» **Work to be completed**
Read the entries below and pull out each line with the string "grid".

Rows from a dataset
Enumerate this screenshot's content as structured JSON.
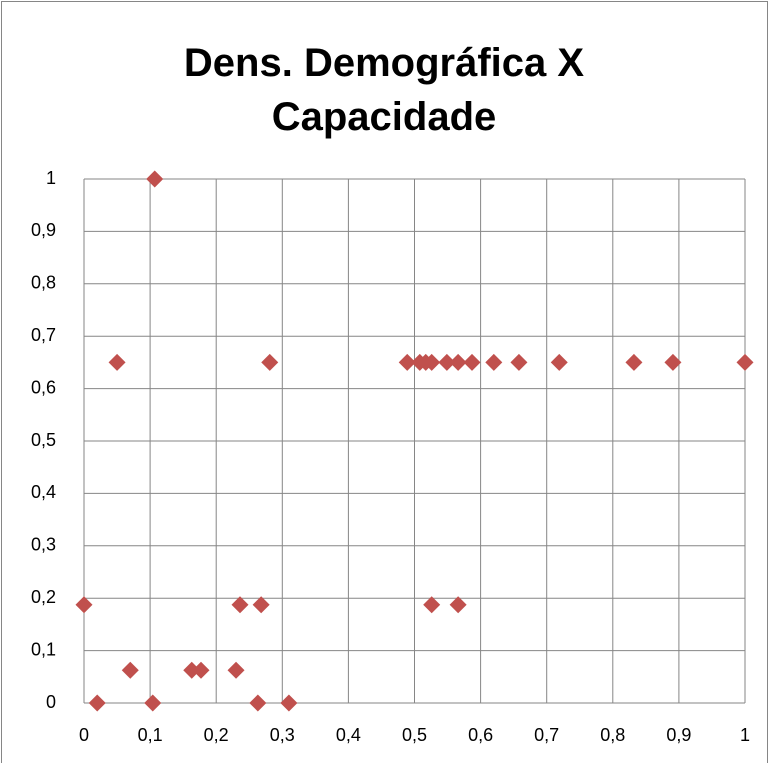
{
  "chart_data": {
    "type": "scatter",
    "title": "Dens. Demográfica X Capacidade",
    "series": [
      {
        "color": "#c0504d",
        "x": [
          0,
          0.02,
          0.05,
          0.07,
          0.104,
          0.107,
          0.163,
          0.177,
          0.23,
          0.236,
          0.263,
          0.268,
          0.281,
          0.31,
          0.489,
          0.508,
          0.517,
          0.526,
          0.526,
          0.549,
          0.566,
          0.566,
          0.587,
          0.62,
          0.658,
          0.719,
          0.832,
          0.891,
          1
        ],
        "values": [
          0.1875,
          0,
          0.65,
          0.0625,
          0,
          1,
          0.0625,
          0.0625,
          0.0625,
          0.1875,
          0,
          0.1875,
          0.65,
          0,
          0.65,
          0.65,
          0.65,
          0.65,
          0.1875,
          0.65,
          0.65,
          0.1875,
          0.65,
          0.65,
          0.65,
          0.65,
          0.65,
          0.65,
          0.65
        ]
      }
    ],
    "xlim": [
      0,
      1
    ],
    "xticks": [
      0,
      {
        "value": 0.1,
        "label": "0,1"
      },
      {
        "value": 0.2,
        "label": "0,2"
      },
      {
        "value": 0.3,
        "label": "0,3"
      },
      {
        "value": 0.4,
        "label": "0,4"
      },
      {
        "value": 0.5,
        "label": "0,5"
      },
      {
        "value": 0.6,
        "label": "0,6"
      },
      {
        "value": 0.7,
        "label": "0,7"
      },
      {
        "value": 0.8,
        "label": "0,8"
      },
      {
        "value": 0.9,
        "label": "0,9"
      },
      1
    ],
    "ylim": [
      0,
      1
    ],
    "yticks": [
      0,
      {
        "value": 0.1,
        "label": "0,1"
      },
      {
        "value": 0.2,
        "label": "0,2"
      },
      {
        "value": 0.3,
        "label": "0,3"
      },
      {
        "value": 0.4,
        "label": "0,4"
      },
      {
        "value": 0.5,
        "label": "0,5"
      },
      {
        "value": 0.6,
        "label": "0,6"
      },
      {
        "value": 0.7,
        "label": "0,7"
      },
      {
        "value": 0.8,
        "label": "0,8"
      },
      {
        "value": 0.9,
        "label": "0,9"
      },
      1
    ],
    "grid": true
  }
}
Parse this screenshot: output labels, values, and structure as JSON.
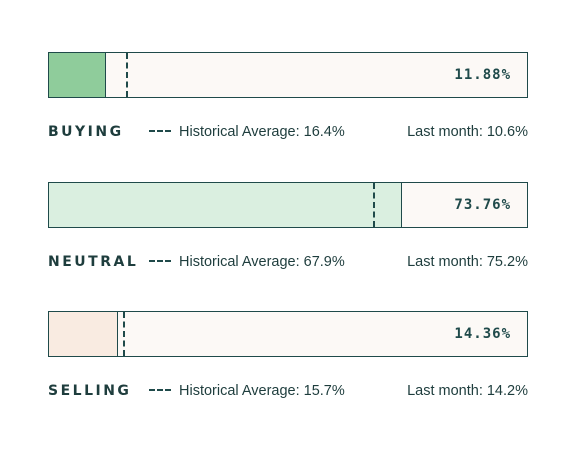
{
  "chart_data": {
    "type": "bar",
    "orientation": "horizontal",
    "xlim": [
      0,
      100
    ],
    "unit": "%",
    "rows": [
      {
        "key": "buying",
        "label": "BUYING",
        "value": 11.88,
        "value_text": "11.88%",
        "historical_average": 16.4,
        "historical_text": "Historical Average: 16.4%",
        "last_month": 10.6,
        "last_month_text": "Last month: 10.6%",
        "fill_color": "#8fcc9b"
      },
      {
        "key": "neutral",
        "label": "NEUTRAL",
        "value": 73.76,
        "value_text": "73.76%",
        "historical_average": 67.9,
        "historical_text": "Historical Average: 67.9%",
        "last_month": 75.2,
        "last_month_text": "Last month: 75.2%",
        "fill_color": "#daefe0"
      },
      {
        "key": "selling",
        "label": "SELLING",
        "value": 14.36,
        "value_text": "14.36%",
        "historical_average": 15.7,
        "historical_text": "Historical Average: 15.7%",
        "last_month": 14.2,
        "last_month_text": "Last month: 14.2%",
        "fill_color": "#f9ebe1"
      }
    ]
  },
  "colors": {
    "border": "#1f4a4a",
    "text": "#1e3d3d",
    "track": "#fcf9f6"
  }
}
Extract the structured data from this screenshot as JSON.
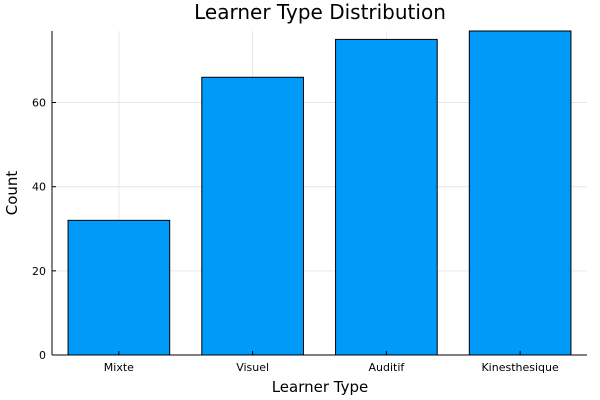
{
  "chart_data": {
    "type": "bar",
    "title": "Learner Type Distribution",
    "xlabel": "Learner Type",
    "ylabel": "Count",
    "categories": [
      "Mixte",
      "Visuel",
      "Auditif",
      "Kinesthesique"
    ],
    "values": [
      32,
      66,
      75,
      77
    ],
    "ylim": [
      0,
      77
    ],
    "yticks": [
      0,
      20,
      40,
      60
    ],
    "grid": true,
    "bar_color": "#009af9",
    "legend": "none"
  }
}
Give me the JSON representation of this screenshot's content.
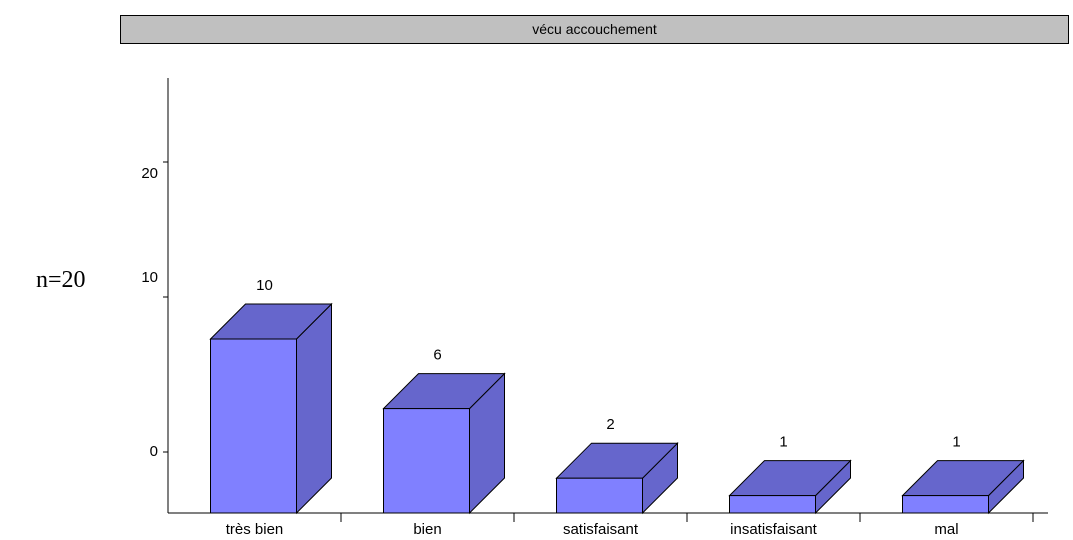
{
  "title": "vécu accouchement",
  "n_label": "n=20",
  "chart_data": {
    "type": "bar",
    "style": "3d",
    "title": "vécu accouchement",
    "categories": [
      "très bien",
      "bien",
      "satisfaisant",
      "insatisfaisant",
      "mal"
    ],
    "values": [
      10,
      6,
      2,
      1,
      1
    ],
    "data_labels": [
      "10",
      "6",
      "2",
      "1",
      "1"
    ],
    "y_ticks": [
      "0",
      "10",
      "20"
    ],
    "grid": false,
    "colors": {
      "front": "#8080ff",
      "top": "#6666cc",
      "side": "#6666cc"
    }
  }
}
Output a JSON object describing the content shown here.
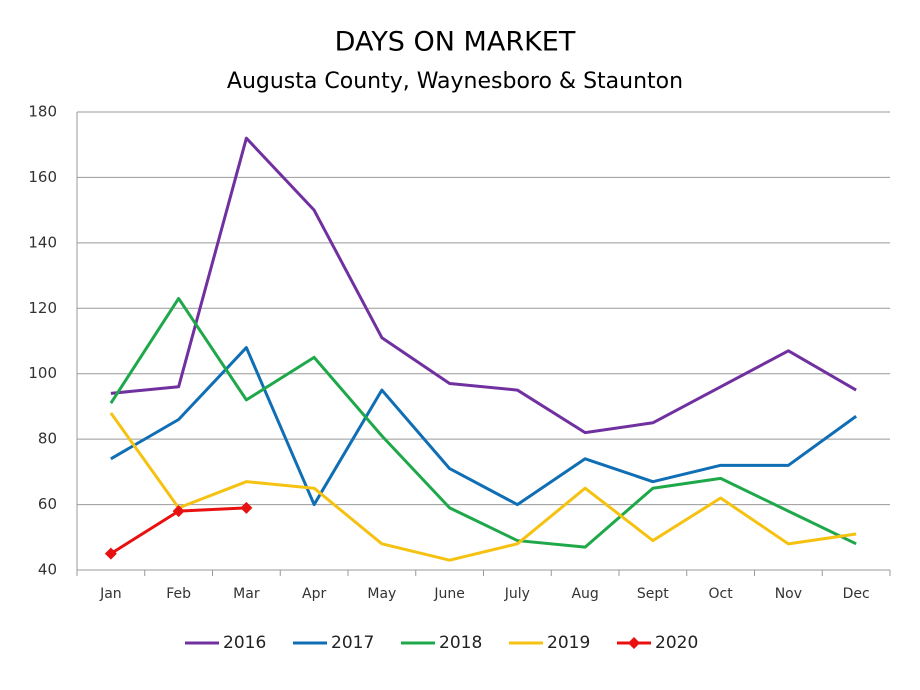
{
  "chart_data": {
    "type": "line",
    "title": "DAYS ON MARKET",
    "subtitle": "Augusta County, Waynesboro & Staunton",
    "categories": [
      "Jan",
      "Feb",
      "Mar",
      "Apr",
      "May",
      "June",
      "July",
      "Aug",
      "Sept",
      "Oct",
      "Nov",
      "Dec"
    ],
    "series": [
      {
        "name": "2016",
        "color": "#7030a0",
        "values": [
          94,
          96,
          172,
          150,
          111,
          97,
          95,
          82,
          85,
          96,
          107,
          95
        ]
      },
      {
        "name": "2017",
        "color": "#0f6eb4",
        "values": [
          74,
          86,
          108,
          60,
          95,
          71,
          60,
          74,
          67,
          72,
          72,
          87
        ]
      },
      {
        "name": "2018",
        "color": "#1ea84a",
        "values": [
          91,
          123,
          92,
          105,
          81,
          59,
          49,
          47,
          65,
          68,
          58,
          48
        ]
      },
      {
        "name": "2019",
        "color": "#f5c211",
        "values": [
          88,
          59,
          67,
          65,
          48,
          43,
          48,
          65,
          49,
          62,
          48,
          51
        ]
      },
      {
        "name": "2020",
        "color": "#e81010",
        "marker": "diamond",
        "values": [
          45,
          58,
          59,
          null,
          null,
          null,
          null,
          null,
          null,
          null,
          null,
          null
        ]
      }
    ],
    "ylim": [
      40,
      180
    ],
    "yticks": [
      40,
      60,
      80,
      100,
      120,
      140,
      160,
      180
    ],
    "grid": true,
    "legend": "bottom"
  }
}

» **Correct result**
    "grid": true
    "grid": true,
    "grid": false,
    "grid": true,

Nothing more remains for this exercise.